EXERCISE OBJECTIVE =
Write out the entire passage on 2015 NBA Draft prospects word for word.

DOCUMENT =
That won’t be the case for the 2015 NBA Draft, as it doesn’t have the same kind of hype as this year’s draft crop. That said, here are 16 names you NBA fans want to keep an eye on:

Jahlil Okafor, Duke: Okafor right now is my pick to go No. 1 in the 2015 draft. Between his size (6-foot-11, at least 250 lbs), his footwork and his soft touch, he’s got all kinds of potential as a low-post scorer.

Cliff Alexander, Kansas: You’ll see a lot of people comparing Alexander to Montrezl Harrell over the course of the offseason, and that’s actually not that bad of a comparison, only … Alexander dunks angrier. Way angrier. He’s as powerful of a front court player as you’ll find next season.

Kelly Oubre, Kansas: Oubre might end up being the best wing in the country next season. His game is fairly reminiscent of James Young, an athletic, 6-foot-7 lefty shooter. For my money, however, Oubre will actually be a better player — shooter, specifically — as a freshman that Young was.

Chris Walker, Florida: Walker is a freak athlete at 6-foot-10, a top ten recruit in the Class of 2013 that couldn’t enroll at Florida until the second semester and then had to deal with an NCAA-mandated suspension. He’s got world’s of potential, but his development this summer is going to be a key. He was uninspiring down the stretch last year.

Emmanuel Mudiay, SMU: Mudiay will play his freshman season at SMU, as he chose him hometown school over Kentucky. He’s a big, strong, athletic lead guard and he will be leading a Mustang team that has the pieces to push for a top ten ranking in the preseason.

PROVIDED DATA =
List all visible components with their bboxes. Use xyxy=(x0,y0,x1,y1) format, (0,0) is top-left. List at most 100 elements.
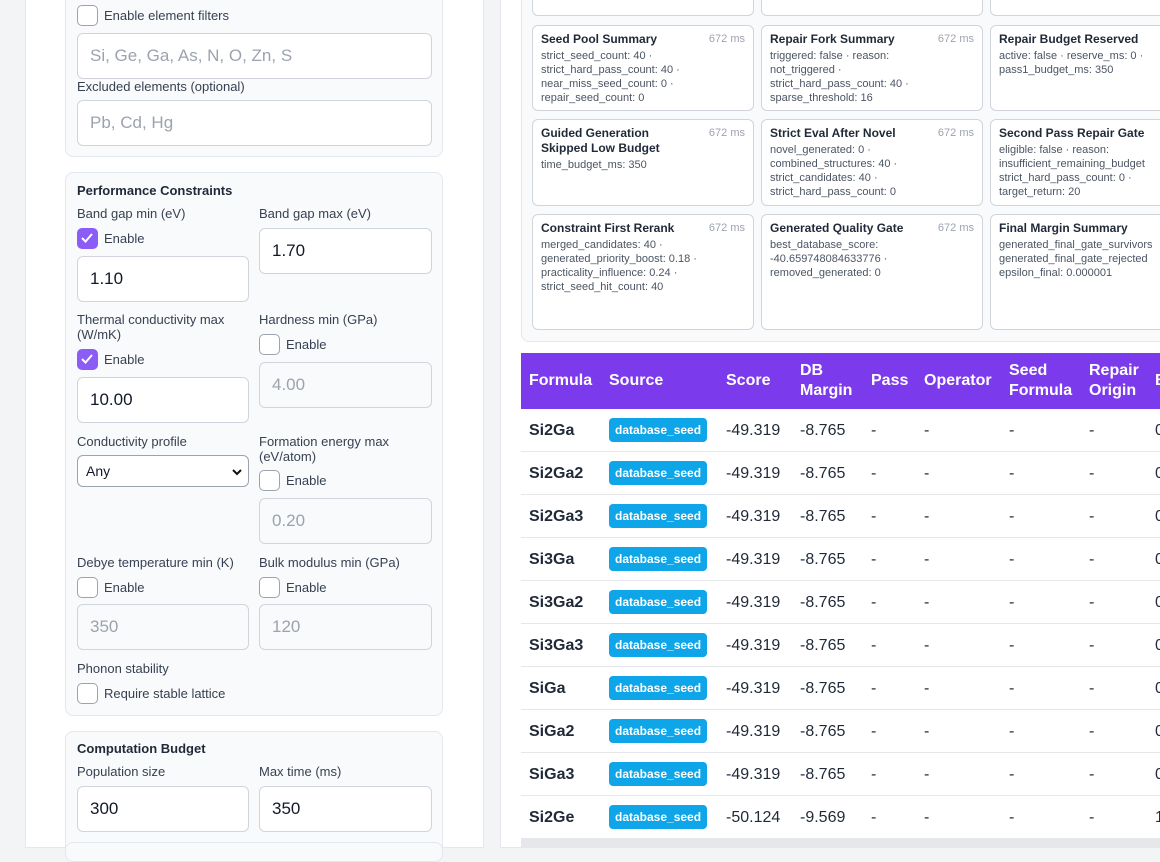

RESULT BELOW =
That won’t be the case for the 2015 NBA Draft, as it doesn’t have the same kind of hype as this year’s draft crop. That said, here are 16 names you NBA fans want to keep an eye on:

Jahlil Okafor, Duke: Okafor right now is my pick to go No. 1 in the 2015 draft. Between his size (6-foot-11, at least 250 lbs), his footwork and his soft touch, he’s got all kinds of potential as a low-post scorer.

Cliff Alexander, Kansas: You’ll see a lot of people comparing Alexander to Montrezl Harrell over the course of the offseason, and that’s actually not that bad of a comparison, only … Alexander dunks angrier. Way angrier. He’s as powerful of a front court player as you’ll find next season.

Kelly Oubre, Kansas: Oubre might end up being the best wing in the country next season. His game is fairly reminiscent of James Young, an athletic, 6-foot-7 lefty shooter. For my money, however, Oubre will actually be a better player — shooter, specifically — as a freshman that Young was.

Chris Walker, Florida: Walker is a freak athlete at 6-foot-10, a top ten recruit in the Class of 2013 that couldn’t enroll at Florida until the second semester and then had to deal with an NCAA-mandated suspension. He’s got world’s of potential, but his development this summer is going to be a key. He was uninspiring down the stretch last year.

Emmanuel Mudiay, SMU: Mudiay will play his freshman season at SMU, as he chose him hometown school over Kentucky. He’s a big, strong, athletic lead guard and he will be leading a Mustang team that has the pieces to push for a top ten ranking in the preseason.